» **Stated goal**:
Identify each line in the records below that contains the word "misafirperver", and copy it.

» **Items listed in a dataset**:
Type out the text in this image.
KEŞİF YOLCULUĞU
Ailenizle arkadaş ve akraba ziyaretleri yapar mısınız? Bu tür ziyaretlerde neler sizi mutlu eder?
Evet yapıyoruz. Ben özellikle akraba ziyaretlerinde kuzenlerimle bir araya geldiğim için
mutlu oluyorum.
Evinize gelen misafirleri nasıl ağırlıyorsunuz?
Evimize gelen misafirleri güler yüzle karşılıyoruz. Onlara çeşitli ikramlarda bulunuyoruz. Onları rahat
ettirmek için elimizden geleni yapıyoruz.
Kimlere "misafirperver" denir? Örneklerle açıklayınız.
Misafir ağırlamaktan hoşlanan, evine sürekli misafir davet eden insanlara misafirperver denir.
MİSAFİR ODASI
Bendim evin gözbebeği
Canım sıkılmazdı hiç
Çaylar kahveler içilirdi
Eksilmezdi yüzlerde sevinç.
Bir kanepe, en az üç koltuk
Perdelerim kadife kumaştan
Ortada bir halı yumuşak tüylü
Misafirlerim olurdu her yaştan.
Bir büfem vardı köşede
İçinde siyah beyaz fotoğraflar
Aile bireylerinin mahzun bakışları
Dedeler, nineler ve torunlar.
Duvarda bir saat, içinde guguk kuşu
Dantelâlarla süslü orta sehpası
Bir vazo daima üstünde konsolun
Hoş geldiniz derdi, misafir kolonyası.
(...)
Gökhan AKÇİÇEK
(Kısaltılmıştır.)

» **Complete response**:
Kimlere "misafirperver" denir? Örneklerle açıklayınız.
Misafir ağırlamaktan hoşlanan, evine sürekli misafir davet eden insanlara misafirperver denir.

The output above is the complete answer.